◆ WORK INSTRUCTIONS ◆
Every line of the material below should be repeated exactly.

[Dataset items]
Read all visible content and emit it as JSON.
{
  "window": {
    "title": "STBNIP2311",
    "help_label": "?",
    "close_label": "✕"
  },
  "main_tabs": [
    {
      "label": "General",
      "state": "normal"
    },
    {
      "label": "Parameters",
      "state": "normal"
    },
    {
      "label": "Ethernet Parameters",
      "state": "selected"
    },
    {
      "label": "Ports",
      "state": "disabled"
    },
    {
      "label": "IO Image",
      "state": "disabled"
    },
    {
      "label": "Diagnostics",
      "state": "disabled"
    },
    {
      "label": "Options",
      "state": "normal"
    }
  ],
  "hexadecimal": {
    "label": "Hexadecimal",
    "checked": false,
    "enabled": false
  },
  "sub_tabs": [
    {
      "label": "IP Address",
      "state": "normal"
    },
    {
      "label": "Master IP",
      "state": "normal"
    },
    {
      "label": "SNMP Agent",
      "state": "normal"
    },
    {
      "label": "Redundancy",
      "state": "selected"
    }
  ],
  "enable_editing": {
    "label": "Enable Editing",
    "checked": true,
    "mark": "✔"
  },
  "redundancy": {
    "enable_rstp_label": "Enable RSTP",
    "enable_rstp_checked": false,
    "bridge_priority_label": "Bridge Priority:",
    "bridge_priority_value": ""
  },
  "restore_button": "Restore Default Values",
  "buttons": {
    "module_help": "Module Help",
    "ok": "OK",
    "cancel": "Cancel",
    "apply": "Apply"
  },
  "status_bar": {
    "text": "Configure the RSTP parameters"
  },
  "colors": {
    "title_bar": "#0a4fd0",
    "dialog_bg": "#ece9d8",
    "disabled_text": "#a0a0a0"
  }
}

◆ CORRECT ANSWER ◆
Read all visible content and emit it as JSON.
{
  "window": {
    "title": "STBNIP2311",
    "help_label": "?",
    "close_label": "✕"
  },
  "main_tabs": [
    {
      "label": "General",
      "state": "normal"
    },
    {
      "label": "Parameters",
      "state": "normal"
    },
    {
      "label": "Ethernet Parameters",
      "state": "selected"
    },
    {
      "label": "Ports",
      "state": "disabled"
    },
    {
      "label": "IO Image",
      "state": "disabled"
    },
    {
      "label": "Diagnostics",
      "state": "disabled"
    },
    {
      "label": "Options",
      "state": "normal"
    }
  ],
  "hexadecimal": {
    "label": "Hexadecimal",
    "checked": false,
    "enabled": false
  },
  "sub_tabs": [
    {
      "label": "IP Address",
      "state": "normal"
    },
    {
      "label": "Master IP",
      "state": "normal"
    },
    {
      "label": "SNMP Agent",
      "state": "normal"
    },
    {
      "label": "Redundancy",
      "state": "selected"
    }
  ],
  "enable_editing": {
    "label": "Enable Editing",
    "checked": true,
    "mark": "✔"
  },
  "redundancy": {
    "enable_rstp_label": "Enable RSTP",
    "enable_rstp_checked": false,
    "bridge_priority_label": "Bridge Priority:",
    "bridge_priority_value": ""
  },
  "restore_button": "Restore Default Values",
  "buttons": {
    "module_help": "Module Help",
    "ok": "OK",
    "cancel": "Cancel",
    "apply": "Apply"
  },
  "status_bar": {
    "text": "Configure the RSTP parameters"
  },
  "colors": {
    "title_bar": "#0a4fd0",
    "dialog_bg": "#ece9d8",
    "disabled_text": "#a0a0a0"
  }
}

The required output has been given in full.